╭─ GIVEN DATA
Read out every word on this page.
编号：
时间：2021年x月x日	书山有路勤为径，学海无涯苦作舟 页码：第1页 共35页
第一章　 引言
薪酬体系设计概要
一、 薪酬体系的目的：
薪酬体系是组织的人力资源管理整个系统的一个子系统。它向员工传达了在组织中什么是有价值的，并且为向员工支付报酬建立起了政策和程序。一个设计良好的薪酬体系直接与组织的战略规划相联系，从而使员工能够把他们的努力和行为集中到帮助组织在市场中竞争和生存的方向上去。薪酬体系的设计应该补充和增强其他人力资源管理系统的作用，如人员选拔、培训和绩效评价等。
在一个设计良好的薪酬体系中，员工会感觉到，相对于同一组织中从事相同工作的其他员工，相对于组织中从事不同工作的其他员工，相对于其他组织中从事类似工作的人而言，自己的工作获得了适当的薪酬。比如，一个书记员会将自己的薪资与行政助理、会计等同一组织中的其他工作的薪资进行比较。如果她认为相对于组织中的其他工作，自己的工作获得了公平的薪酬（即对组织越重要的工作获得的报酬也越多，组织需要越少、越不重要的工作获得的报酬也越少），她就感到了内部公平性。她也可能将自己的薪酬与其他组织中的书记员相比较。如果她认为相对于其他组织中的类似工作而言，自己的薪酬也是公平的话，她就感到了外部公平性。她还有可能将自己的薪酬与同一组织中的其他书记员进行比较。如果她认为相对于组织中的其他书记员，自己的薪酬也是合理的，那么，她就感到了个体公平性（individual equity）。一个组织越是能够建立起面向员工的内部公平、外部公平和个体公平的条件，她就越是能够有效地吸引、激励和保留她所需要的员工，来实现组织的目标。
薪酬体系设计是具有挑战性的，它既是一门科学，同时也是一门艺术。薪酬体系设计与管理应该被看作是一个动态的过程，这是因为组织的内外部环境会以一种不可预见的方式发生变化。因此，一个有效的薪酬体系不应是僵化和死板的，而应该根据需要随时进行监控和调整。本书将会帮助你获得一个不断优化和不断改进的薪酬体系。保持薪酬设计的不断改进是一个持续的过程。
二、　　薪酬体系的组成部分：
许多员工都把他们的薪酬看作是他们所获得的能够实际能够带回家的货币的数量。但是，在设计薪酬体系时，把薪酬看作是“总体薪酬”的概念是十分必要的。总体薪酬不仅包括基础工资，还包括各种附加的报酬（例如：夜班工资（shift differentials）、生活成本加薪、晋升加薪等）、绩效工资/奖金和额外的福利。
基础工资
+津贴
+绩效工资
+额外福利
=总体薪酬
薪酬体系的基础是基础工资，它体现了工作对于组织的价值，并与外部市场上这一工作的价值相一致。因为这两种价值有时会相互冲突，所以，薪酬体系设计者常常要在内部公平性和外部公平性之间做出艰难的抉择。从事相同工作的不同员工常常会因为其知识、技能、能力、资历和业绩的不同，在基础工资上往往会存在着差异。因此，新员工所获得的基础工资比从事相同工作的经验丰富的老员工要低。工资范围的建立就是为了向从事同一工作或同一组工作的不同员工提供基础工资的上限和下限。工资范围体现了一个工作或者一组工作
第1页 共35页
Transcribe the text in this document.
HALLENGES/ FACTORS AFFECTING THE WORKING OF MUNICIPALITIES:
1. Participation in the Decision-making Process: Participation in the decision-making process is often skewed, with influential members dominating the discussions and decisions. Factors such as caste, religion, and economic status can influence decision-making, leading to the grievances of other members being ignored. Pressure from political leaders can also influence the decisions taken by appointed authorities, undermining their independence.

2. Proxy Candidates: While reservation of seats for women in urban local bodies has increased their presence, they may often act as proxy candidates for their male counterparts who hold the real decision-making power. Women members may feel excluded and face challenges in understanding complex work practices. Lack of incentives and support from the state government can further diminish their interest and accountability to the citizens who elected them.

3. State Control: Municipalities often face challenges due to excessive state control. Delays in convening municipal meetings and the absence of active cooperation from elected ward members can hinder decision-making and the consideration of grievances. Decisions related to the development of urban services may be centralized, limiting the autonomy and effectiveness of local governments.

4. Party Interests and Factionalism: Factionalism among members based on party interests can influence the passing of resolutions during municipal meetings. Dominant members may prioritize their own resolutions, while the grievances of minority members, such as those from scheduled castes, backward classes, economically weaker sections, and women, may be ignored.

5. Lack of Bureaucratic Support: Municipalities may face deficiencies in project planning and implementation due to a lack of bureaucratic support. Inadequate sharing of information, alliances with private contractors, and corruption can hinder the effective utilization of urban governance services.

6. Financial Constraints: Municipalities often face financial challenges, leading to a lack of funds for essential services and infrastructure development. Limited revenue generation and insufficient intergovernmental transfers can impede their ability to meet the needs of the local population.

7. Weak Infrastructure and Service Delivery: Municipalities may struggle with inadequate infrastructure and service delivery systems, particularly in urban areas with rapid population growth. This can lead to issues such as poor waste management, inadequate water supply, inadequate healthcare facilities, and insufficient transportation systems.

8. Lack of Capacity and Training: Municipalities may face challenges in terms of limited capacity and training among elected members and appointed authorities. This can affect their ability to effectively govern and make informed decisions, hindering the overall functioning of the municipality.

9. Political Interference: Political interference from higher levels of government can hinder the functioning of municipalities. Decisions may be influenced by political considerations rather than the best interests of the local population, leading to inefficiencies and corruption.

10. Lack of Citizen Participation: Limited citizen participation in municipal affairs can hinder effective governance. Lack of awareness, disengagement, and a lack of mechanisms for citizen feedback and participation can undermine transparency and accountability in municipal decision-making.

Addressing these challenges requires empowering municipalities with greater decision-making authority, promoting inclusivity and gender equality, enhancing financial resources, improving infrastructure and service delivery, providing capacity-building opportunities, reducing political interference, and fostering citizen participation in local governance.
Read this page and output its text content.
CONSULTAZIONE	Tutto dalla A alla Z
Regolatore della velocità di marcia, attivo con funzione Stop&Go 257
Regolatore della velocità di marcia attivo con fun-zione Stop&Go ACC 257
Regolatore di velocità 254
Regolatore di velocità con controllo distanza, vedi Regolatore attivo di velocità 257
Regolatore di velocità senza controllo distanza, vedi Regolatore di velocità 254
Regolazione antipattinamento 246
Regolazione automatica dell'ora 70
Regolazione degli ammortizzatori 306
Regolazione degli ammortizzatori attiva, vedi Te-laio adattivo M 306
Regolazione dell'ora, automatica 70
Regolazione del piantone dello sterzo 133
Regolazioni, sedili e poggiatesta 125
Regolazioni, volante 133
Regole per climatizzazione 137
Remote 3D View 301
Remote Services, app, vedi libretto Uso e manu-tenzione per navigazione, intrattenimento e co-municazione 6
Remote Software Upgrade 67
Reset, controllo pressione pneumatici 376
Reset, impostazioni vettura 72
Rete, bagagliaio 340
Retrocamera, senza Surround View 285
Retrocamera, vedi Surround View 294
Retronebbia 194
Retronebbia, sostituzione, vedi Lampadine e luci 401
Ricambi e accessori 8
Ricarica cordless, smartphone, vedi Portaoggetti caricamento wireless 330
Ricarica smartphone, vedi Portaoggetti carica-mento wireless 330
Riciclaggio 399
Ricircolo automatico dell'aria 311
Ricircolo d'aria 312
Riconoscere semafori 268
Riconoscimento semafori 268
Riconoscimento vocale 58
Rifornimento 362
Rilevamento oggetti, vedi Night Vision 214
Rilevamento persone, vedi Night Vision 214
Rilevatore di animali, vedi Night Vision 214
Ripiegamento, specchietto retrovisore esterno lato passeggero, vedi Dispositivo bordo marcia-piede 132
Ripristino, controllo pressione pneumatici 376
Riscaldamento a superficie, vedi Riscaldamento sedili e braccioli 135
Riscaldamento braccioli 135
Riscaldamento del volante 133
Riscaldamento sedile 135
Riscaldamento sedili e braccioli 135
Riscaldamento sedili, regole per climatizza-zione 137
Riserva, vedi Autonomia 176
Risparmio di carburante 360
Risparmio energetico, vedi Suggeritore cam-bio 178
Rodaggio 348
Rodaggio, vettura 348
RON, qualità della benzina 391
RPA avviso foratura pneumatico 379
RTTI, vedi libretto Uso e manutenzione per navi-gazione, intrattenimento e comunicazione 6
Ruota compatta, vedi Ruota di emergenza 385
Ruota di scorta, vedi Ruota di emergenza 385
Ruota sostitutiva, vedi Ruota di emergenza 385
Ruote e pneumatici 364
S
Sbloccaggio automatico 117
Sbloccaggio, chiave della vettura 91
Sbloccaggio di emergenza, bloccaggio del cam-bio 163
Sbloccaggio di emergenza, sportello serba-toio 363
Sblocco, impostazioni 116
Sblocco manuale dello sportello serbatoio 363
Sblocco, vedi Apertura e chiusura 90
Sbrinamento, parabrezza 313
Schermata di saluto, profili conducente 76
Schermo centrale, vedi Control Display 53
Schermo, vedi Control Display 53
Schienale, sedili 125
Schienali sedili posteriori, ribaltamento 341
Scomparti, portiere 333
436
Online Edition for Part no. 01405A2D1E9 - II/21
╰─
DIRECTIONS FOR THIS TASK — Identify each line containing the string "Reset" and copy it out.

FULL SOLUTION —
Reset, controllo pressione pneumatici 376
Reset, impostazioni vettura 72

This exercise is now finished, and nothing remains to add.